** START Extracted data **

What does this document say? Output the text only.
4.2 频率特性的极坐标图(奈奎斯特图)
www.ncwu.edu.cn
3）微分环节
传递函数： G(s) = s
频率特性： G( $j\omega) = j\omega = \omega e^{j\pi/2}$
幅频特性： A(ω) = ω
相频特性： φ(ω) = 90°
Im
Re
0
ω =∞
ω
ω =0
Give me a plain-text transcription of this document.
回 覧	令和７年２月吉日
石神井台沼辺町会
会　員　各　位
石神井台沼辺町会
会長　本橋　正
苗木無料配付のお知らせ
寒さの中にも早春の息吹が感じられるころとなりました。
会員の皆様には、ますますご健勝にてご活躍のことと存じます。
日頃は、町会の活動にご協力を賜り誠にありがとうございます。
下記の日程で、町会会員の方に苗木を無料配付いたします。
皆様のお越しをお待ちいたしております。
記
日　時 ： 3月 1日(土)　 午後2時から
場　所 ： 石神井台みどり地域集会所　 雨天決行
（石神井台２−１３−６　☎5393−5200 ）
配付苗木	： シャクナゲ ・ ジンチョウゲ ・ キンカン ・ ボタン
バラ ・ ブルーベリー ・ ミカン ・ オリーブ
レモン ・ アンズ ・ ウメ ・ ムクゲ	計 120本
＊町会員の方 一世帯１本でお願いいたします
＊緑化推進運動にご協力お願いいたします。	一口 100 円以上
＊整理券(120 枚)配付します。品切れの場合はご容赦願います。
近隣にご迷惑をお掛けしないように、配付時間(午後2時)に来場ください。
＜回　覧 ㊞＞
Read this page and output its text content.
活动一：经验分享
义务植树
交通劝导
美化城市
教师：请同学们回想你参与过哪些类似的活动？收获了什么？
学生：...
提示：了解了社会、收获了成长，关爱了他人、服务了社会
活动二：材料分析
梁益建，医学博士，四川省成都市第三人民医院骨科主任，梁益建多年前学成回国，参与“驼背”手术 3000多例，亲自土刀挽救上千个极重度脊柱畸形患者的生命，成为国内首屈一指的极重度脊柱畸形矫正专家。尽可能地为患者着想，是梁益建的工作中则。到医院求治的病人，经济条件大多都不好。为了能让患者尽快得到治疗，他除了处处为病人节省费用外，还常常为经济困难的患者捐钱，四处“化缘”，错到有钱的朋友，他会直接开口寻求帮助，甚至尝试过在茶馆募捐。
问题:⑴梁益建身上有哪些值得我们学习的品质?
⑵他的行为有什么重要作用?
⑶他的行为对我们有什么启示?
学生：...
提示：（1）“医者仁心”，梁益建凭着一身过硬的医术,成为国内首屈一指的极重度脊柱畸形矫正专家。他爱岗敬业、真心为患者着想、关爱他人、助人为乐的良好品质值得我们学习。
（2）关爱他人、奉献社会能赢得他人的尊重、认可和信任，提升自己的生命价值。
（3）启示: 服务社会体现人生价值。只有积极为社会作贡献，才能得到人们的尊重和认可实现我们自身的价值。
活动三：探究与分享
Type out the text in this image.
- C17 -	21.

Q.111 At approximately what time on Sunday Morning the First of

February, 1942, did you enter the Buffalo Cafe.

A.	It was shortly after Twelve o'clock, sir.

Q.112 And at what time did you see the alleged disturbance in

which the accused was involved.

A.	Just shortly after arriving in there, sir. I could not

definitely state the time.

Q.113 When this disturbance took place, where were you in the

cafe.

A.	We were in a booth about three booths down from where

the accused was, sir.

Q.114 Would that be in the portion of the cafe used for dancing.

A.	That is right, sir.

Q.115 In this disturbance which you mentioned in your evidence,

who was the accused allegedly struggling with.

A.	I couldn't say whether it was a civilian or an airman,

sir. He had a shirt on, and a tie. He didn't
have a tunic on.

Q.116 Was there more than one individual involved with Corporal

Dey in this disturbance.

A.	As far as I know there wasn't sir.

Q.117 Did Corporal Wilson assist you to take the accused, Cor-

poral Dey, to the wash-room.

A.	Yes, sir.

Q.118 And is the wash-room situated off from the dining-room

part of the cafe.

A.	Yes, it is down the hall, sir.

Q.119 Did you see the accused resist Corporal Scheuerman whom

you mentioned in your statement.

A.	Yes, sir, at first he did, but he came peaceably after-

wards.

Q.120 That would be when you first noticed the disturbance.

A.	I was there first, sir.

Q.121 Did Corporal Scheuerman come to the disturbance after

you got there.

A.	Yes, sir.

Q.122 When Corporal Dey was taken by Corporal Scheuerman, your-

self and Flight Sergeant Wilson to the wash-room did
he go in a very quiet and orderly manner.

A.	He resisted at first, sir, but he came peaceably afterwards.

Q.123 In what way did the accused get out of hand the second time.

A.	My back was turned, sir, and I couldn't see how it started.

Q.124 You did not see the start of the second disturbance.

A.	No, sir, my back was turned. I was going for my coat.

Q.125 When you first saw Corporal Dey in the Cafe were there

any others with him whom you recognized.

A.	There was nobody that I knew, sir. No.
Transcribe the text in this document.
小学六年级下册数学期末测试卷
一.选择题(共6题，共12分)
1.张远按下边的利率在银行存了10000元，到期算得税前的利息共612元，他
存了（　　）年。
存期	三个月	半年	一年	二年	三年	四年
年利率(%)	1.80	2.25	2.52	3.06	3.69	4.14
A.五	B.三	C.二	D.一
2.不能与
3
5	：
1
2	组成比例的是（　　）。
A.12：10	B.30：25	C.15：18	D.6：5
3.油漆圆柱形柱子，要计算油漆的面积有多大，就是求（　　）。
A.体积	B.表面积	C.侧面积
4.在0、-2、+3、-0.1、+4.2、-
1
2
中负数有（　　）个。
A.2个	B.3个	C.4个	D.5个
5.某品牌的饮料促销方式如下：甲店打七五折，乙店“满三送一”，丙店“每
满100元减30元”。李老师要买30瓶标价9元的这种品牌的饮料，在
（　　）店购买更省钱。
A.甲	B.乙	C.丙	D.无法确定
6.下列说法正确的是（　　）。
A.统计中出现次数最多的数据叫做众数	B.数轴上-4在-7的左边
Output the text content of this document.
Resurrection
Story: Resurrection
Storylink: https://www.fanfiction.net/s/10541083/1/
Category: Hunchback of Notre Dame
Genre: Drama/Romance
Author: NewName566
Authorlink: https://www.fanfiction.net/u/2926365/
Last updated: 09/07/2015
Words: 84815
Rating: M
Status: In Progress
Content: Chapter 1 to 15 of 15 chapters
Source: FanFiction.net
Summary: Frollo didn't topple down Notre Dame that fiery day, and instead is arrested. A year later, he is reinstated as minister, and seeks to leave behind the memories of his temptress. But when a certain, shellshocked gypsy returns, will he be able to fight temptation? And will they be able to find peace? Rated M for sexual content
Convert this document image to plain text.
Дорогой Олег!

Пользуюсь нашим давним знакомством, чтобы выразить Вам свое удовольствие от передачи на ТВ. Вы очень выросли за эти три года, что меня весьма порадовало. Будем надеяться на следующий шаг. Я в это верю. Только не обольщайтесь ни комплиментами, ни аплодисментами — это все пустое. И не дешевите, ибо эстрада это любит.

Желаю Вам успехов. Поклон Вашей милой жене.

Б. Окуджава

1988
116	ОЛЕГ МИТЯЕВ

** END Extracted data **

Written task:
Write out every line exactly as it stands.

Complete response:
What does this document say? Output the text only.
4.2 频率特性的极坐标图(奈奎斯特图)
www.ncwu.edu.cn
3）微分环节
传递函数： G(s) = s
频率特性： G( $j\omega) = j\omega = \omega e^{j\pi/2}$
幅频特性： A(ω) = ω
相频特性： φ(ω) = 90°
Im
Re
0
ω =∞
ω
ω =0
Give me a plain-text transcription of this document.
回 覧	令和７年２月吉日
石神井台沼辺町会
会　員　各　位
石神井台沼辺町会
会長　本橋　正
苗木無料配付のお知らせ
寒さの中にも早春の息吹が感じられるころとなりました。
会員の皆様には、ますますご健勝にてご活躍のことと存じます。
日頃は、町会の活動にご協力を賜り誠にありがとうございます。
下記の日程で、町会会員の方に苗木を無料配付いたします。
皆様のお越しをお待ちいたしております。
記
日　時 ： 3月 1日(土)　 午後2時から
場　所 ： 石神井台みどり地域集会所　 雨天決行
（石神井台２−１３−６　☎5393−5200 ）
配付苗木	： シャクナゲ ・ ジンチョウゲ ・ キンカン ・ ボタン
バラ ・ ブルーベリー ・ ミカン ・ オリーブ
レモン ・ アンズ ・ ウメ ・ ムクゲ	計 120本
＊町会員の方 一世帯１本でお願いいたします
＊緑化推進運動にご協力お願いいたします。	一口 100 円以上
＊整理券(120 枚)配付します。品切れの場合はご容赦願います。
近隣にご迷惑をお掛けしないように、配付時間(午後2時)に来場ください。
＜回　覧 ㊞＞
Read this page and output its text content.
活动一：经验分享
义务植树
交通劝导
美化城市
教师：请同学们回想你参与过哪些类似的活动？收获了什么？
学生：...
提示：了解了社会、收获了成长，关爱了他人、服务了社会
活动二：材料分析
梁益建，医学博士，四川省成都市第三人民医院骨科主任，梁益建多年前学成回国，参与“驼背”手术 3000多例，亲自土刀挽救上千个极重度脊柱畸形患者的生命，成为国内首屈一指的极重度脊柱畸形矫正专家。尽可能地为患者着想，是梁益建的工作中则。到医院求治的病人，经济条件大多都不好。为了能让患者尽快得到治疗，他除了处处为病人节省费用外，还常常为经济困难的患者捐钱，四处“化缘”，错到有钱的朋友，他会直接开口寻求帮助，甚至尝试过在茶馆募捐。
问题:⑴梁益建身上有哪些值得我们学习的品质?
⑵他的行为有什么重要作用?
⑶他的行为对我们有什么启示?
学生：...
提示：（1）“医者仁心”，梁益建凭着一身过硬的医术,成为国内首屈一指的极重度脊柱畸形矫正专家。他爱岗敬业、真心为患者着想、关爱他人、助人为乐的良好品质值得我们学习。
（2）关爱他人、奉献社会能赢得他人的尊重、认可和信任，提升自己的生命价值。
（3）启示: 服务社会体现人生价值。只有积极为社会作贡献，才能得到人们的尊重和认可实现我们自身的价值。
活动三：探究与分享
Type out the text in this image.
- C17 -	21.

Q.111 At approximately what time on Sunday Morning the First of

February, 1942, did you enter the Buffalo Cafe.

A.	It was shortly after Twelve o'clock, sir.

Q.112 And at what time did you see the alleged disturbance in

which the accused was involved.

A.	Just shortly after arriving in there, sir. I could not

definitely state the time.

Q.113 When this disturbance took place, where were you in the

cafe.

A.	We were in a booth about three booths down from where

the accused was, sir.

Q.114 Would that be in the portion of the cafe used for dancing.

A.	That is right, sir.

Q.115 In this disturbance which you mentioned in your evidence,

who was the accused allegedly struggling with.

A.	I couldn't say whether it was a civilian or an airman,

sir. He had a shirt on, and a tie. He didn't
have a tunic on.

Q.116 Was there more than one individual involved with Corporal

Dey in this disturbance.

A.	As far as I know there wasn't sir.

Q.117 Did Corporal Wilson assist you to take the accused, Cor-

poral Dey, to the wash-room.

A.	Yes, sir.

Q.118 And is the wash-room situated off from the dining-room

part of the cafe.

A.	Yes, it is down the hall, sir.

Q.119 Did you see the accused resist Corporal Scheuerman whom

you mentioned in your statement.

A.	Yes, sir, at first he did, but he came peaceably after-

wards.

Q.120 That would be when you first noticed the disturbance.

A.	I was there first, sir.

Q.121 Did Corporal Scheuerman come to the disturbance after

you got there.

A.	Yes, sir.

Q.122 When Corporal Dey was taken by Corporal Scheuerman, your-

self and Flight Sergeant Wilson to the wash-room did
he go in a very quiet and orderly manner.

A.	He resisted at first, sir, but he came peaceably afterwards.

Q.123 In what way did the accused get out of hand the second time.

A.	My back was turned, sir, and I couldn't see how it started.

Q.124 You did not see the start of the second disturbance.

A.	No, sir, my back was turned. I was going for my coat.

Q.125 When you first saw Corporal Dey in the Cafe were there

any others with him whom you recognized.

A.	There was nobody that I knew, sir. No.
Transcribe the text in this document.
小学六年级下册数学期末测试卷
一.选择题(共6题，共12分)
1.张远按下边的利率在银行存了10000元，到期算得税前的利息共612元，他
存了（　　）年。
存期	三个月	半年	一年	二年	三年	四年
年利率(%)	1.80	2.25	2.52	3.06	3.69	4.14
A.五	B.三	C.二	D.一
2.不能与
3
5	：
1
2	组成比例的是（　　）。
A.12：10	B.30：25	C.15：18	D.6：5
3.油漆圆柱形柱子，要计算油漆的面积有多大，就是求（　　）。
A.体积	B.表面积	C.侧面积
4.在0、-2、+3、-0.1、+4.2、-
1
2
中负数有（　　）个。
A.2个	B.3个	C.4个	D.5个
5.某品牌的饮料促销方式如下：甲店打七五折，乙店“满三送一”，丙店“每
满100元减30元”。李老师要买30瓶标价9元的这种品牌的饮料，在
（　　）店购买更省钱。
A.甲	B.乙	C.丙	D.无法确定
6.下列说法正确的是（　　）。
A.统计中出现次数最多的数据叫做众数	B.数轴上-4在-7的左边
Output the text content of this document.
Resurrection
Story: Resurrection
Storylink: https://www.fanfiction.net/s/10541083/1/
Category: Hunchback of Notre Dame
Genre: Drama/Romance
Author: NewName566
Authorlink: https://www.fanfiction.net/u/2926365/
Last updated: 09/07/2015
Words: 84815
Rating: M
Status: In Progress
Content: Chapter 1 to 15 of 15 chapters
Source: FanFiction.net
Summary: Frollo didn't topple down Notre Dame that fiery day, and instead is arrested. A year later, he is reinstated as minister, and seeks to leave behind the memories of his temptress. But when a certain, shellshocked gypsy returns, will he be able to fight temptation? And will they be able to find peace? Rated M for sexual content
Convert this document image to plain text.
Дорогой Олег!

Пользуюсь нашим давним знакомством, чтобы выразить Вам свое удовольствие от передачи на ТВ. Вы очень выросли за эти три года, что меня весьма порадовало. Будем надеяться на следующий шаг. Я в это верю. Только не обольщайтесь ни комплиментами, ни аплодисментами — это все пустое. И не дешевите, ибо эстрада это любит.

Желаю Вам успехов. Поклон Вашей милой жене.

Б. Окуджава

1988
116	ОЛЕГ МИТЯЕВ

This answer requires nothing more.